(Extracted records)

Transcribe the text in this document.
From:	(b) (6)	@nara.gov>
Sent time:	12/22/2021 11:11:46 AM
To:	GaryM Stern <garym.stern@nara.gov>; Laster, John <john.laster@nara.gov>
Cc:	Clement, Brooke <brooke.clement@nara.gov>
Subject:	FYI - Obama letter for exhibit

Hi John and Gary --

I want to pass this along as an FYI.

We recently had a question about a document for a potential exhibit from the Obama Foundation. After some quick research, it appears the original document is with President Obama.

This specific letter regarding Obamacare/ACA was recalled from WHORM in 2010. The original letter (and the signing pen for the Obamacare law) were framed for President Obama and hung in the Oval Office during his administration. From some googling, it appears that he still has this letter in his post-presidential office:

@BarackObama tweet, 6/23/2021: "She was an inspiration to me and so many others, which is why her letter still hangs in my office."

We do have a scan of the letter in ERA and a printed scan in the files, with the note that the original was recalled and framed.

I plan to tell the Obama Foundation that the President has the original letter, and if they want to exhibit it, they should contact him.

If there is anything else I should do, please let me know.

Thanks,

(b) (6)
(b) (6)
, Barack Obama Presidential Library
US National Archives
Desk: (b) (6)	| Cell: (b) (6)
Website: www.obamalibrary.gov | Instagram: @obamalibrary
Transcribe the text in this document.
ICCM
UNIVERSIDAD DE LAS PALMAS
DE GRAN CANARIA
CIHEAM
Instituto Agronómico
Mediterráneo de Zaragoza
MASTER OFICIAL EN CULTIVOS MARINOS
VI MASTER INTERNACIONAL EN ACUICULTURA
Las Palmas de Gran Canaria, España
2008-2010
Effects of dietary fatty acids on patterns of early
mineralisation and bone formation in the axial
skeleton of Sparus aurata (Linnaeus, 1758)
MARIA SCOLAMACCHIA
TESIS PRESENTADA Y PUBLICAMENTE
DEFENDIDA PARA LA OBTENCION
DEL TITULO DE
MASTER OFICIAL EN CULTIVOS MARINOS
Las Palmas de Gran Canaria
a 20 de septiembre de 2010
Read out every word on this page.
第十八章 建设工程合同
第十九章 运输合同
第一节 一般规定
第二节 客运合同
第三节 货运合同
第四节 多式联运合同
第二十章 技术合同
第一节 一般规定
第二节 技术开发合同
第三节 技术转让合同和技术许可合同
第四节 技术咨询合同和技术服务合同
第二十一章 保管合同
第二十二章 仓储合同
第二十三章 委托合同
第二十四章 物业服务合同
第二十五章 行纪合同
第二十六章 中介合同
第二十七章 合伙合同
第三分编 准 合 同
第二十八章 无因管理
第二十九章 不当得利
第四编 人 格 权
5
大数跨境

- [AIM] Pick out every line above that contains the word "want" and copy it.

- [PROBLEM SOLUTION]
I want to pass this along as an FYI.
I plan to tell the Obama Foundation that the President has the original letter, and if they want to exhibit it, they should contact him.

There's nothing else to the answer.